Task requirements: Reproduce every entry below precisely. Pictures are excluded from the copy.

[Start Source records]

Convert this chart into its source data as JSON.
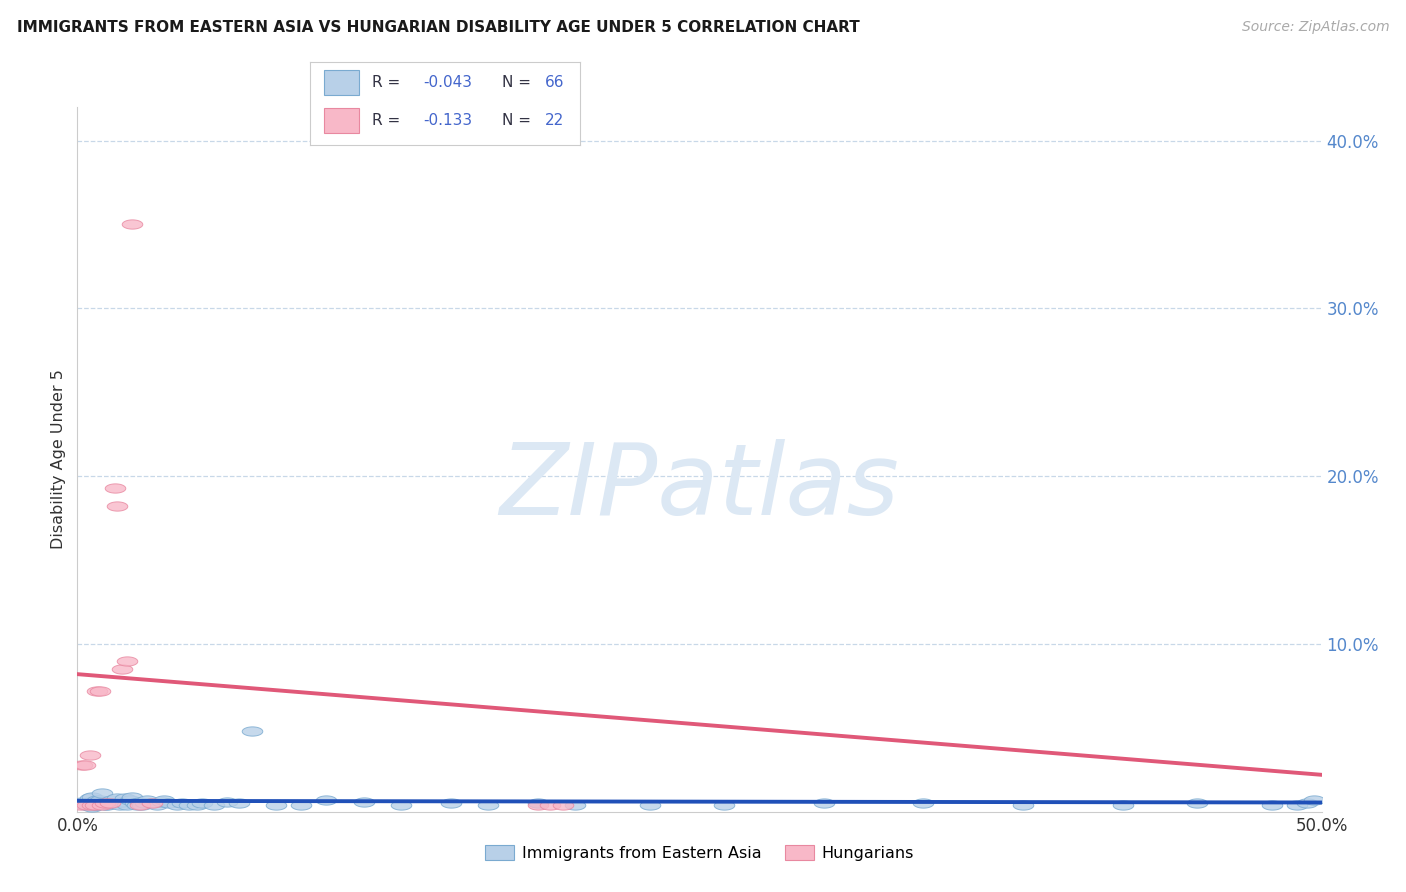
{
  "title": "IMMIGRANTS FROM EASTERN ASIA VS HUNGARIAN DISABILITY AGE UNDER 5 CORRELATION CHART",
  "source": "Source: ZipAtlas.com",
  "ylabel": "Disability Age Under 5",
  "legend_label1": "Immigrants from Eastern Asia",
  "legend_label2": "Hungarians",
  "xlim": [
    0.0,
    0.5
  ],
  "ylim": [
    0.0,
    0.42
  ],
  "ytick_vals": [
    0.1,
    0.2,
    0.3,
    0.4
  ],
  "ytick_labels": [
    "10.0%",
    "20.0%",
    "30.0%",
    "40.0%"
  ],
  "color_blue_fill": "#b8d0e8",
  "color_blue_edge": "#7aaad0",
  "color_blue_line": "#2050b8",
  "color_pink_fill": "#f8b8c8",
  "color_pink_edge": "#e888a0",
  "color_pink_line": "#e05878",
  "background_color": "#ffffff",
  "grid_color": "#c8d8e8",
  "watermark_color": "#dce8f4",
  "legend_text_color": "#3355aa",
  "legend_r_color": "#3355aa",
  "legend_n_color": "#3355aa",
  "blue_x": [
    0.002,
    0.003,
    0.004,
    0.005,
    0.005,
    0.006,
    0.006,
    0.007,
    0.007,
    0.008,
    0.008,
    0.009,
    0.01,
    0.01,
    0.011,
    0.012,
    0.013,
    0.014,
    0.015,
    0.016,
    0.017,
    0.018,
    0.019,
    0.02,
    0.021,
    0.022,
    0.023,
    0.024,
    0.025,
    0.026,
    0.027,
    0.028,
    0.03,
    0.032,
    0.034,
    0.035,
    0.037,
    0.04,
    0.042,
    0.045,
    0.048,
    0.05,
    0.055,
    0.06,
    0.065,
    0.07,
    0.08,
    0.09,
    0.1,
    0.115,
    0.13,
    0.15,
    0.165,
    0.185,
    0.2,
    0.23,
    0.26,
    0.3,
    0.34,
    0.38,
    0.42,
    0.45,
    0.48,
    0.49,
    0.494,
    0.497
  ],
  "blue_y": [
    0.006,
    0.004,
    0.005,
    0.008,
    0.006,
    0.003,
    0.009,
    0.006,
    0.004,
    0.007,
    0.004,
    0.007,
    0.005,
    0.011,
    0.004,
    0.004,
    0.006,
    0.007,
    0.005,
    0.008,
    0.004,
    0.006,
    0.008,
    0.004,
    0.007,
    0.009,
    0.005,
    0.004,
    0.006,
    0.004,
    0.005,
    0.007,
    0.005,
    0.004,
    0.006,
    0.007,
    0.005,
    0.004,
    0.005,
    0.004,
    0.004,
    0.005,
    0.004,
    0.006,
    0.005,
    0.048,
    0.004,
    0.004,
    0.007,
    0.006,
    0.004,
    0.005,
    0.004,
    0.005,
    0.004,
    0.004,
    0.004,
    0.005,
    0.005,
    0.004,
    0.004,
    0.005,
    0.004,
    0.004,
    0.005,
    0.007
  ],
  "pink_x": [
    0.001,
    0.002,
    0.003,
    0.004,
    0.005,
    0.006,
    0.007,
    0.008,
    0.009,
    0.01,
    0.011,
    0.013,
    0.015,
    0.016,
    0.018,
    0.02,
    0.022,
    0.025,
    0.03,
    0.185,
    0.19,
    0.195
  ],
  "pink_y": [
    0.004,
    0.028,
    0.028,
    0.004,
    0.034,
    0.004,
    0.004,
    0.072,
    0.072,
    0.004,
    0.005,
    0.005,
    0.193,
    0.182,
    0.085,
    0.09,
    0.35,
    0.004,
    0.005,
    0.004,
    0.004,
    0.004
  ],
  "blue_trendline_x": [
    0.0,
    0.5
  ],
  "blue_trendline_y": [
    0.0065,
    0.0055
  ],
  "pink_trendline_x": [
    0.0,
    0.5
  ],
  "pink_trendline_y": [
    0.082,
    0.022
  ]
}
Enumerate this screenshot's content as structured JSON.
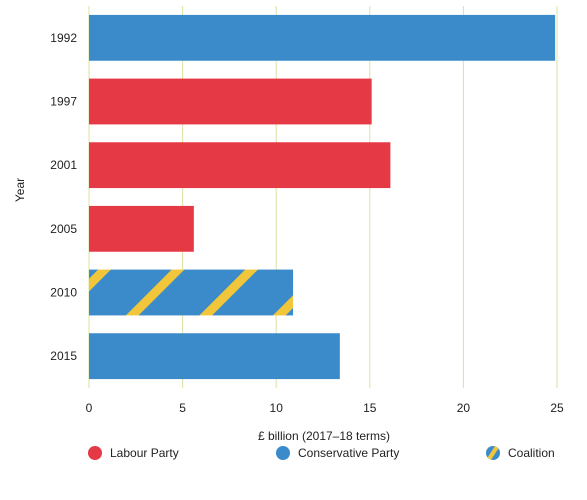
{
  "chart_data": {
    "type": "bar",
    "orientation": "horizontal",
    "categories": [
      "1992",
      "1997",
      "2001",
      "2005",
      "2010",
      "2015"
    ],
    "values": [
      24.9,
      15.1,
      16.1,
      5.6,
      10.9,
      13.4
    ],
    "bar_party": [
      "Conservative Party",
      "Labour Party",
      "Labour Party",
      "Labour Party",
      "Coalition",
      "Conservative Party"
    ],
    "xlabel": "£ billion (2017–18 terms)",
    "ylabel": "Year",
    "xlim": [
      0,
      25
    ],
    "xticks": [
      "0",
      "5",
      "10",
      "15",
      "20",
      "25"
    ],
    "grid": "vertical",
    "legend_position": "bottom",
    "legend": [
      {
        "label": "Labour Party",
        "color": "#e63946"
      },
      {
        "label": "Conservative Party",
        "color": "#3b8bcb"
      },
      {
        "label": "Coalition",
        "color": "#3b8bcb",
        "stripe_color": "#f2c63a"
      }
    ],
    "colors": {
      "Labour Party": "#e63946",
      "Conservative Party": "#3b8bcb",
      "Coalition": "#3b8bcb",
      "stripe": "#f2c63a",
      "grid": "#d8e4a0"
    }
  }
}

[End Source records]

Solution to this exercise:
Convert this chart into its source data as JSON.
{
  "title": "IMMIGRANTS FROM EASTERN ASIA VS HUNGARIAN DISABILITY AGE UNDER 5 CORRELATION CHART",
  "source": "Source: ZipAtlas.com",
  "ylabel": "Disability Age Under 5",
  "legend_label1": "Immigrants from Eastern Asia",
  "legend_label2": "Hungarians",
  "xlim": [
    0.0,
    0.5
  ],
  "ylim": [
    0.0,
    0.42
  ],
  "ytick_vals": [
    0.1,
    0.2,
    0.3,
    0.4
  ],
  "ytick_labels": [
    "10.0%",
    "20.0%",
    "30.0%",
    "40.0%"
  ],
  "color_blue_fill": "#b8d0e8",
  "color_blue_edge": "#7aaad0",
  "color_blue_line": "#2050b8",
  "color_pink_fill": "#f8b8c8",
  "color_pink_edge": "#e888a0",
  "color_pink_line": "#e05878",
  "background_color": "#ffffff",
  "grid_color": "#c8d8e8",
  "watermark_color": "#dce8f4",
  "legend_text_color": "#3355aa",
  "legend_r_color": "#3355aa",
  "legend_n_color": "#3355aa",
  "blue_x": [
    0.002,
    0.003,
    0.004,
    0.005,
    0.005,
    0.006,
    0.006,
    0.007,
    0.007,
    0.008,
    0.008,
    0.009,
    0.01,
    0.01,
    0.011,
    0.012,
    0.013,
    0.014,
    0.015,
    0.016,
    0.017,
    0.018,
    0.019,
    0.02,
    0.021,
    0.022,
    0.023,
    0.024,
    0.025,
    0.026,
    0.027,
    0.028,
    0.03,
    0.032,
    0.034,
    0.035,
    0.037,
    0.04,
    0.042,
    0.045,
    0.048,
    0.05,
    0.055,
    0.06,
    0.065,
    0.07,
    0.08,
    0.09,
    0.1,
    0.115,
    0.13,
    0.15,
    0.165,
    0.185,
    0.2,
    0.23,
    0.26,
    0.3,
    0.34,
    0.38,
    0.42,
    0.45,
    0.48,
    0.49,
    0.494,
    0.497
  ],
  "blue_y": [
    0.006,
    0.004,
    0.005,
    0.008,
    0.006,
    0.003,
    0.009,
    0.006,
    0.004,
    0.007,
    0.004,
    0.007,
    0.005,
    0.011,
    0.004,
    0.004,
    0.006,
    0.007,
    0.005,
    0.008,
    0.004,
    0.006,
    0.008,
    0.004,
    0.007,
    0.009,
    0.005,
    0.004,
    0.006,
    0.004,
    0.005,
    0.007,
    0.005,
    0.004,
    0.006,
    0.007,
    0.005,
    0.004,
    0.005,
    0.004,
    0.004,
    0.005,
    0.004,
    0.006,
    0.005,
    0.048,
    0.004,
    0.004,
    0.007,
    0.006,
    0.004,
    0.005,
    0.004,
    0.005,
    0.004,
    0.004,
    0.004,
    0.005,
    0.005,
    0.004,
    0.004,
    0.005,
    0.004,
    0.004,
    0.005,
    0.007
  ],
  "pink_x": [
    0.001,
    0.002,
    0.003,
    0.004,
    0.005,
    0.006,
    0.007,
    0.008,
    0.009,
    0.01,
    0.011,
    0.013,
    0.015,
    0.016,
    0.018,
    0.02,
    0.022,
    0.025,
    0.03,
    0.185,
    0.19,
    0.195
  ],
  "pink_y": [
    0.004,
    0.028,
    0.028,
    0.004,
    0.034,
    0.004,
    0.004,
    0.072,
    0.072,
    0.004,
    0.005,
    0.005,
    0.193,
    0.182,
    0.085,
    0.09,
    0.35,
    0.004,
    0.005,
    0.004,
    0.004,
    0.004
  ],
  "blue_trendline_x": [
    0.0,
    0.5
  ],
  "blue_trendline_y": [
    0.0065,
    0.0055
  ],
  "pink_trendline_x": [
    0.0,
    0.5
  ],
  "pink_trendline_y": [
    0.082,
    0.022
  ]
}
Enumerate this screenshot's content as structured JSON.
{
  "chart_data": {
    "type": "bar",
    "orientation": "horizontal",
    "categories": [
      "1992",
      "1997",
      "2001",
      "2005",
      "2010",
      "2015"
    ],
    "values": [
      24.9,
      15.1,
      16.1,
      5.6,
      10.9,
      13.4
    ],
    "bar_party": [
      "Conservative Party",
      "Labour Party",
      "Labour Party",
      "Labour Party",
      "Coalition",
      "Conservative Party"
    ],
    "xlabel": "£ billion (2017–18 terms)",
    "ylabel": "Year",
    "xlim": [
      0,
      25
    ],
    "xticks": [
      "0",
      "5",
      "10",
      "15",
      "20",
      "25"
    ],
    "grid": "vertical",
    "legend_position": "bottom",
    "legend": [
      {
        "label": "Labour Party",
        "color": "#e63946"
      },
      {
        "label": "Conservative Party",
        "color": "#3b8bcb"
      },
      {
        "label": "Coalition",
        "color": "#3b8bcb",
        "stripe_color": "#f2c63a"
      }
    ],
    "colors": {
      "Labour Party": "#e63946",
      "Conservative Party": "#3b8bcb",
      "Coalition": "#3b8bcb",
      "stripe": "#f2c63a",
      "grid": "#d8e4a0"
    }
  }
}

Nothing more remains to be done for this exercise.